(Data records)
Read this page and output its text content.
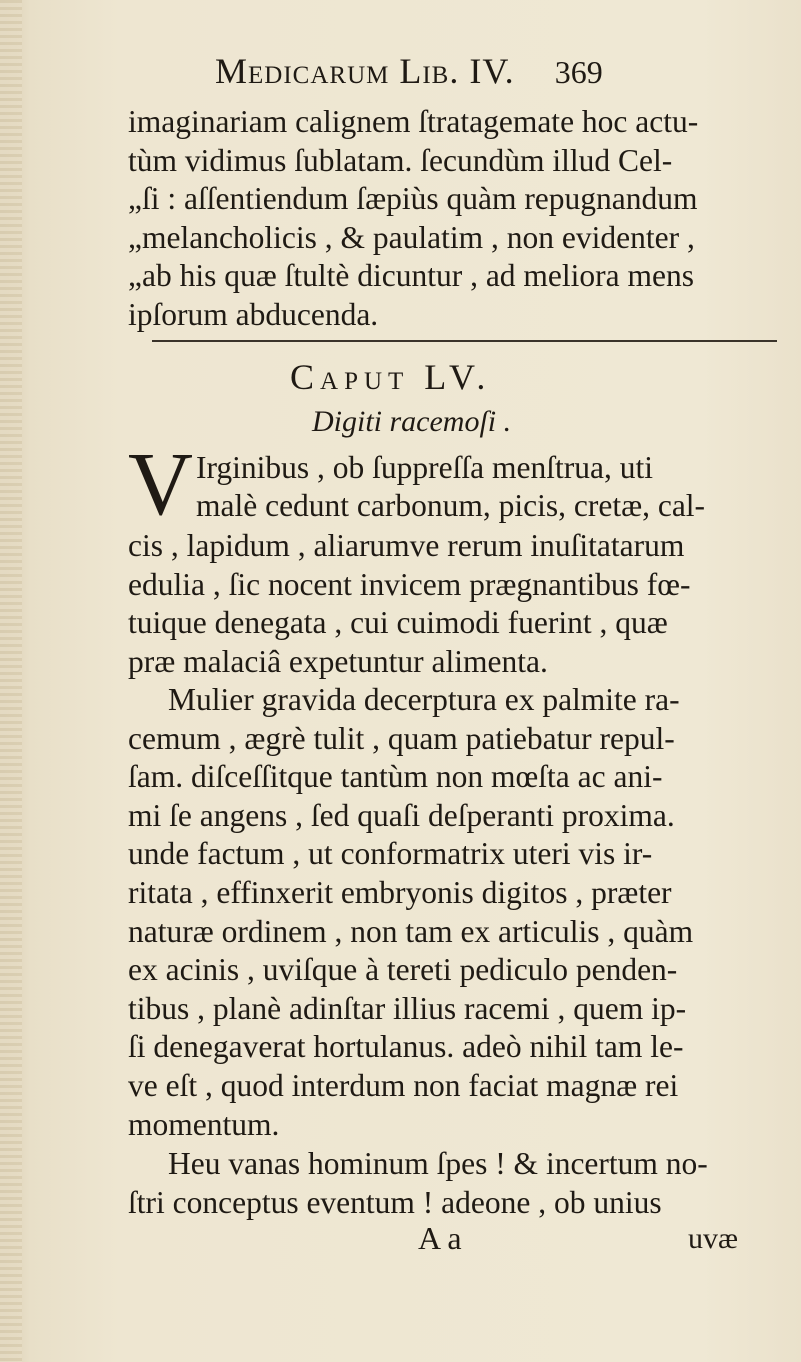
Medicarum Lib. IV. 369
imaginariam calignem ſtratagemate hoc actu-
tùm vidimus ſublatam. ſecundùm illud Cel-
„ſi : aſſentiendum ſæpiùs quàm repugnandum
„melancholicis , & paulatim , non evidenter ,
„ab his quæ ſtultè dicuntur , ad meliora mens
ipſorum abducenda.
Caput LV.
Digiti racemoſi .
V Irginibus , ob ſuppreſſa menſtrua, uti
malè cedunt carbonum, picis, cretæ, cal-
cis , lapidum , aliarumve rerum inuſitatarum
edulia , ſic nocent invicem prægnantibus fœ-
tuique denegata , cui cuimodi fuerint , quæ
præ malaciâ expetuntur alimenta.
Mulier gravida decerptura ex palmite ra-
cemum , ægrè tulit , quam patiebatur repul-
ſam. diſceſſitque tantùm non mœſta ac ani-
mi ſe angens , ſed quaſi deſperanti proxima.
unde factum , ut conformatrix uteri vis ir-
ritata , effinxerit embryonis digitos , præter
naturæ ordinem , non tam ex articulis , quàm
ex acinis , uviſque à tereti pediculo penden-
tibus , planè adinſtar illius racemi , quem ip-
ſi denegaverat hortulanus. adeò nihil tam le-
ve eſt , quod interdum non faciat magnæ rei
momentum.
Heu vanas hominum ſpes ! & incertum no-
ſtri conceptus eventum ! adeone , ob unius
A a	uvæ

==

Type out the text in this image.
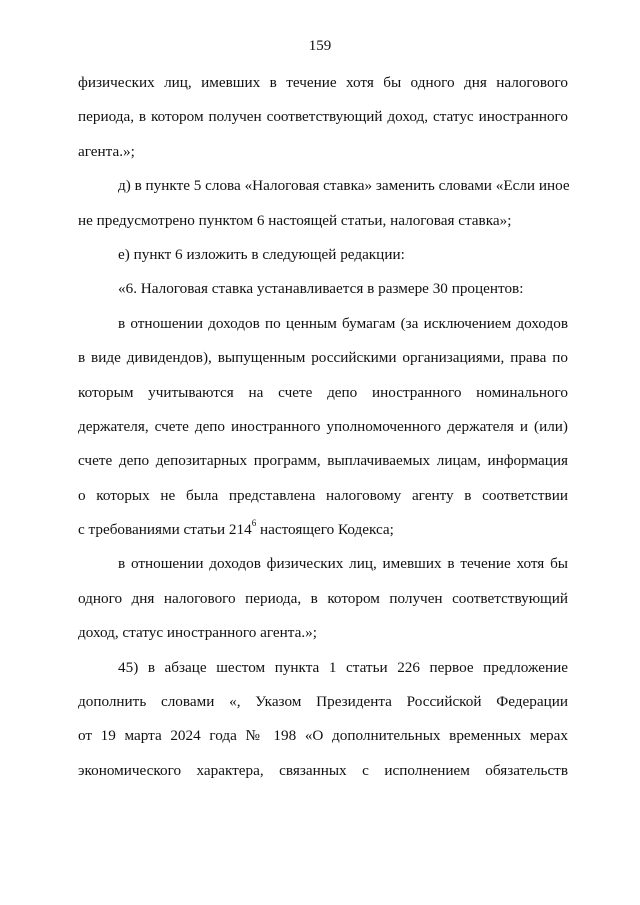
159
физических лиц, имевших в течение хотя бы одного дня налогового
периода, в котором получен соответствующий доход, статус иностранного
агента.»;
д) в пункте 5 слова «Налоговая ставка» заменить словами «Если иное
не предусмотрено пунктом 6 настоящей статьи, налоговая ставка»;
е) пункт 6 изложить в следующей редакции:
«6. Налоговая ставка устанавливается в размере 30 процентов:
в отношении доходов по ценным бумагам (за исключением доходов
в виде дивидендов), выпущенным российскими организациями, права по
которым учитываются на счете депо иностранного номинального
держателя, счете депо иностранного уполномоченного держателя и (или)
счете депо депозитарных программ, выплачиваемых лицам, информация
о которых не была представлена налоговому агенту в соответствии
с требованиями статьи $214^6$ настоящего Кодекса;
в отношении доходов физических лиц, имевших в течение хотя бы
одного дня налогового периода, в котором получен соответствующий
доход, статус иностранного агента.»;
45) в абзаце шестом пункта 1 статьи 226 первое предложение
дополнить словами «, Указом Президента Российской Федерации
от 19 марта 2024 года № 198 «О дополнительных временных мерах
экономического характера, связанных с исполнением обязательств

Written instruction:
Report all lines of the data that include the word "this".

Worked solution:
Read this page and output its text content.
Type out the text in this image.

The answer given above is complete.